▶ _PROVIDED DATA_:

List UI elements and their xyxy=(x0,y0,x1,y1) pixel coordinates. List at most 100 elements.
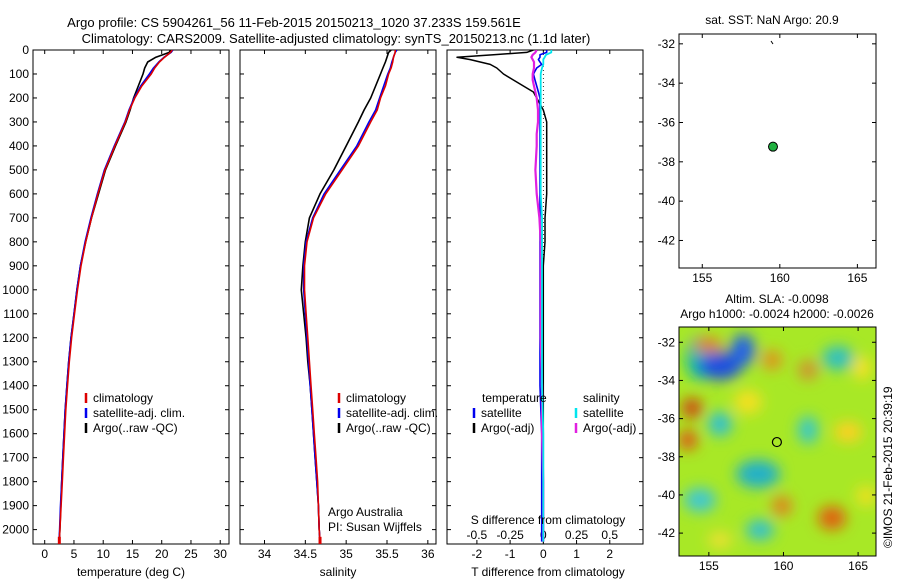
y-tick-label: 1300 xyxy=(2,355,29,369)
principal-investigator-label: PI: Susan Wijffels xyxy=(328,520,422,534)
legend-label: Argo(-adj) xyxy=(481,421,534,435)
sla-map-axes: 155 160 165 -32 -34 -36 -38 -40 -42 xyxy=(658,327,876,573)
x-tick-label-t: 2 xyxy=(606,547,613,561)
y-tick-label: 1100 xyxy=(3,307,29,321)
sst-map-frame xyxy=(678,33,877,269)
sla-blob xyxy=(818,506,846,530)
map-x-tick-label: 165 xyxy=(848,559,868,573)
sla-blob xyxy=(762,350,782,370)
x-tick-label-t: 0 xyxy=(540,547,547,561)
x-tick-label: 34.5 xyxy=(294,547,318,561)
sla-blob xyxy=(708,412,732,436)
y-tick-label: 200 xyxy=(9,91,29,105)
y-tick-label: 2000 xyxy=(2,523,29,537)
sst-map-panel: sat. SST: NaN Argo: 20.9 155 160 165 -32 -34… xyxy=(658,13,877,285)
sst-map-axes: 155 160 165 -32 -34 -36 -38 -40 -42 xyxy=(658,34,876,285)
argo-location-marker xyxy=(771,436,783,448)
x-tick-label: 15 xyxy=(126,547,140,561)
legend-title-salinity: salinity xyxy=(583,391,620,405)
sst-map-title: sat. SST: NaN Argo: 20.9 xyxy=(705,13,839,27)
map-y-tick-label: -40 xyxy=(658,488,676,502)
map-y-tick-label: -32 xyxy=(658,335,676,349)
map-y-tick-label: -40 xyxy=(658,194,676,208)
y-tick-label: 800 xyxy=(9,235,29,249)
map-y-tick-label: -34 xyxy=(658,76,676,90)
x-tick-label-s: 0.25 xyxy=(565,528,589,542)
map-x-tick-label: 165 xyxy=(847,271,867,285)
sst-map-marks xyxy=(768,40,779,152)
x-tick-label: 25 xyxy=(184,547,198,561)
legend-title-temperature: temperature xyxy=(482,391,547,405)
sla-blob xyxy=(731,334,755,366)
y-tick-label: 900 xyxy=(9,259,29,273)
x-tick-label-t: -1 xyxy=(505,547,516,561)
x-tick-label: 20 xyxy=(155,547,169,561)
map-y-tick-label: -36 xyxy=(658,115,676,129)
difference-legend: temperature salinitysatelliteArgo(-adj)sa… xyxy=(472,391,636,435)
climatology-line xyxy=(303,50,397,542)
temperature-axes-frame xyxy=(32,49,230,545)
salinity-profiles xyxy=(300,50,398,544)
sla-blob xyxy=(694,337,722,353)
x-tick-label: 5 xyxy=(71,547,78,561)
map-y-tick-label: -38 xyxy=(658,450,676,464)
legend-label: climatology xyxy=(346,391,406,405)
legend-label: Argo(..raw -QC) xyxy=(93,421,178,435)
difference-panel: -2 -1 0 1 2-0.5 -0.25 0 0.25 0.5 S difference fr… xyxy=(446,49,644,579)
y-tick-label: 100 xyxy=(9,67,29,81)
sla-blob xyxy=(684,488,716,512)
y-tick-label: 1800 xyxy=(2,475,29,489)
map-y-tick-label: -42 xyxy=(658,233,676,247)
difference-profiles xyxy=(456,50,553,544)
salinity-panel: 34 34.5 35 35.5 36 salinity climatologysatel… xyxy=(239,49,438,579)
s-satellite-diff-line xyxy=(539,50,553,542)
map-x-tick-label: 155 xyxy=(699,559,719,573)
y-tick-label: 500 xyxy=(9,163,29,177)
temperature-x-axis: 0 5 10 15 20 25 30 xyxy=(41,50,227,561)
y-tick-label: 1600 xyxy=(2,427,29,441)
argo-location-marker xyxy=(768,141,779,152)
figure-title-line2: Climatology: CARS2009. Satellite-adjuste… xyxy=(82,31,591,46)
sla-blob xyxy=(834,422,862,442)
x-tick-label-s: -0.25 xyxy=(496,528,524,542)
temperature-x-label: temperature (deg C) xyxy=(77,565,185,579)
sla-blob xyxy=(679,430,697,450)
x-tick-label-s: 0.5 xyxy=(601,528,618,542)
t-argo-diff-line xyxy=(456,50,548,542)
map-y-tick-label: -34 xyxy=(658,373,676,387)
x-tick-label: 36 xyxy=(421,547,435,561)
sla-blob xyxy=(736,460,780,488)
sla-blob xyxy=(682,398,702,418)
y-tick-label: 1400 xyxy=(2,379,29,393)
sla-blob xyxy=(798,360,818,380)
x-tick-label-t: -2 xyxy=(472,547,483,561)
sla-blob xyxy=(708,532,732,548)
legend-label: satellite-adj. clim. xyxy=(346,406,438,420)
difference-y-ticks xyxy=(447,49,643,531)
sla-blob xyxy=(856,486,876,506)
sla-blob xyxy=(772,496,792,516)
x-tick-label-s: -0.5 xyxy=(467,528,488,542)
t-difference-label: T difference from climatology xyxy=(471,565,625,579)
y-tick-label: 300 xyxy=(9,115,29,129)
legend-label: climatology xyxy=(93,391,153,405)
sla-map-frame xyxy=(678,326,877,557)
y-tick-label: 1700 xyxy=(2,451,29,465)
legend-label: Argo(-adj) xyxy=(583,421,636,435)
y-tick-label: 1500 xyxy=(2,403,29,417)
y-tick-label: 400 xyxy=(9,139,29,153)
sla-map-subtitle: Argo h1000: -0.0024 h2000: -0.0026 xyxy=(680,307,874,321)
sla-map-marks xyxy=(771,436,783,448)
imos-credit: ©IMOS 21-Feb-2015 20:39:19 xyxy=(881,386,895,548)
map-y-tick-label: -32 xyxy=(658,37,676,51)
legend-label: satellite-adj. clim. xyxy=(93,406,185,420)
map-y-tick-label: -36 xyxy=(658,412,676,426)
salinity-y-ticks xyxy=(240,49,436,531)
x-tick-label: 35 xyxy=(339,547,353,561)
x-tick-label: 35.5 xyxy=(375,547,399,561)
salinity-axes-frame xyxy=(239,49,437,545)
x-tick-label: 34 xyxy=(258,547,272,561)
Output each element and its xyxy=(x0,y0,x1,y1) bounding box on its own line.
...
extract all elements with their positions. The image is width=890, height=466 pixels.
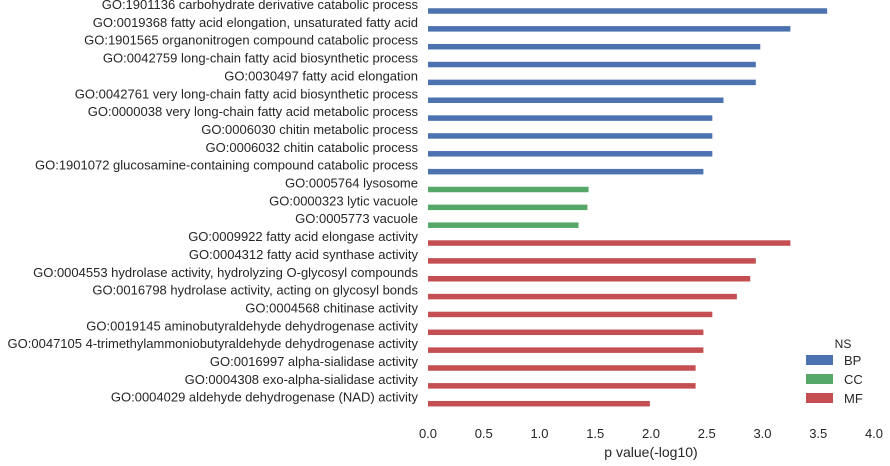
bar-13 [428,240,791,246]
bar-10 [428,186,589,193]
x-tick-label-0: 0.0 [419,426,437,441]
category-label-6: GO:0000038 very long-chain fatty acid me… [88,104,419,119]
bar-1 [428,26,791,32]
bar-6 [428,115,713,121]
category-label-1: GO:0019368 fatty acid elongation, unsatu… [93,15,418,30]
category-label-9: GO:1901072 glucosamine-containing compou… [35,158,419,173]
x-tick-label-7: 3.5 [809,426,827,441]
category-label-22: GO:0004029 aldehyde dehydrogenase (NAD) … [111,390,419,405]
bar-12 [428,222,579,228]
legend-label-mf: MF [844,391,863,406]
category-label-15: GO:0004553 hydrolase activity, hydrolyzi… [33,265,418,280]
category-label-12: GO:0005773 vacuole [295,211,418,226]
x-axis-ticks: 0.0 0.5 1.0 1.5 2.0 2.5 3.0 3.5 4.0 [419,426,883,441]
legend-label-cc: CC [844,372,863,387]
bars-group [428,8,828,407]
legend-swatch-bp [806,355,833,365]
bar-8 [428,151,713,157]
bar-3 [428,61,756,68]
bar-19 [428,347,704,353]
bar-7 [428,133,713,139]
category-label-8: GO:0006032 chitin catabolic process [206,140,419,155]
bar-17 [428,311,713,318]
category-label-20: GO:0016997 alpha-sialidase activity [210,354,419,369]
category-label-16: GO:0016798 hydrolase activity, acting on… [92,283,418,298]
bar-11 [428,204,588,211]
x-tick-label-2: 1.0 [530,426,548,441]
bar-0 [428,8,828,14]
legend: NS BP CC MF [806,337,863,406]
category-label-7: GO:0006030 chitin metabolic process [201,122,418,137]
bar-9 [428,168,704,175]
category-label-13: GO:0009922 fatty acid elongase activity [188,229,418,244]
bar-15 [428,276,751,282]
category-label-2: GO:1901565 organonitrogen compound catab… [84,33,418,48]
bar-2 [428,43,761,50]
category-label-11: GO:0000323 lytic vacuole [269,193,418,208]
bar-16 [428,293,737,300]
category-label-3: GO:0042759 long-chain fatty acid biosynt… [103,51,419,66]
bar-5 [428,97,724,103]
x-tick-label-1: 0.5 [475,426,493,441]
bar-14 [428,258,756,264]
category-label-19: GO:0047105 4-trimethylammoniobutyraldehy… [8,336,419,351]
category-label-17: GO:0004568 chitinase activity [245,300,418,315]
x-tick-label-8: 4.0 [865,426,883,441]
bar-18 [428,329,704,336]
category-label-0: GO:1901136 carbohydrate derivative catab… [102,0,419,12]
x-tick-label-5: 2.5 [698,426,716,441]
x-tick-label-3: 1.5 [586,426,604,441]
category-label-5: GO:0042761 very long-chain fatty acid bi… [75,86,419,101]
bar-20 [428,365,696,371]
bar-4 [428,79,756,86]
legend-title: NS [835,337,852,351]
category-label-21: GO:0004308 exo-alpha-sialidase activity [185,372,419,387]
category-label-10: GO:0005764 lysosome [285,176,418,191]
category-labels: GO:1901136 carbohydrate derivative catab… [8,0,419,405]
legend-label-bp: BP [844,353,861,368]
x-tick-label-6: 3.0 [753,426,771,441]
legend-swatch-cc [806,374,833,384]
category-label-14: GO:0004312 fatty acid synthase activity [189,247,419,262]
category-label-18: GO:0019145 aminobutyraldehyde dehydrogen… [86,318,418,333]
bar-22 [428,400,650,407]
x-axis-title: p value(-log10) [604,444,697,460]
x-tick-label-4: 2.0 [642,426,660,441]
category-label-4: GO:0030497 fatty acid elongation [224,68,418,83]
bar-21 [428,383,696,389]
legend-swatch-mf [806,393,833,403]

▶ _EXERCISE TASK_: Reproduce, character for character, the lines in the second block of items that start at the line containing "bar-13 [428,240,791,246]" and end at the line containing "bar-14 [428,258,756,264]". Include both of those boundary lines.

▶ _EXPECTED ANSWER_:
bar-13 [428,240,791,246]
bar-10 [428,186,589,193]
x-tick-label-0: 0.0 [419,426,437,441]
category-label-6: GO:0000038 very long-chain fatty acid me… [88,104,419,119]
bar-1 [428,26,791,32]
bar-6 [428,115,713,121]
category-label-1: GO:0019368 fatty acid elongation, unsatu… [93,15,418,30]
category-label-9: GO:1901072 glucosamine-containing compou… [35,158,419,173]
x-tick-label-7: 3.5 [809,426,827,441]
category-label-22: GO:0004029 aldehyde dehydrogenase (NAD) … [111,390,419,405]
bar-12 [428,222,579,228]
legend-label-mf: MF [844,391,863,406]
category-label-15: GO:0004553 hydrolase activity, hydrolyzi… [33,265,418,280]
category-label-12: GO:0005773 vacuole [295,211,418,226]
x-axis-ticks: 0.0 0.5 1.0 1.5 2.0 2.5 3.0 3.5 4.0 [419,426,883,441]
legend-label-cc: CC [844,372,863,387]
bars-group [428,8,828,407]
legend-swatch-bp [806,355,833,365]
bar-8 [428,151,713,157]
bar-3 [428,61,756,68]
bar-19 [428,347,704,353]
bar-7 [428,133,713,139]
category-label-8: GO:0006032 chitin catabolic process [206,140,419,155]
bar-17 [428,311,713,318]
category-label-20: GO:0016997 alpha-sialidase activity [210,354,419,369]
category-label-16: GO:0016798 hydrolase activity, acting on… [92,283,418,298]
bar-11 [428,204,588,211]
x-tick-label-2: 1.0 [530,426,548,441]
bar-0 [428,8,828,14]
legend: NS BP CC MF [806,337,863,406]
category-label-7: GO:0006030 chitin metabolic process [201,122,418,137]
bar-9 [428,168,704,175]
category-label-13: GO:0009922 fatty acid elongase activity [188,229,418,244]
bar-15 [428,276,751,282]
category-label-2: GO:1901565 organonitrogen compound catab… [84,33,418,48]
bar-2 [428,43,761,50]
category-label-11: GO:0000323 lytic vacuole [269,193,418,208]
bar-16 [428,293,737,300]
category-label-3: GO:0042759 long-chain fatty acid biosynt… [103,51,419,66]
bar-5 [428,97,724,103]
x-tick-label-1: 0.5 [475,426,493,441]
bar-14 [428,258,756,264]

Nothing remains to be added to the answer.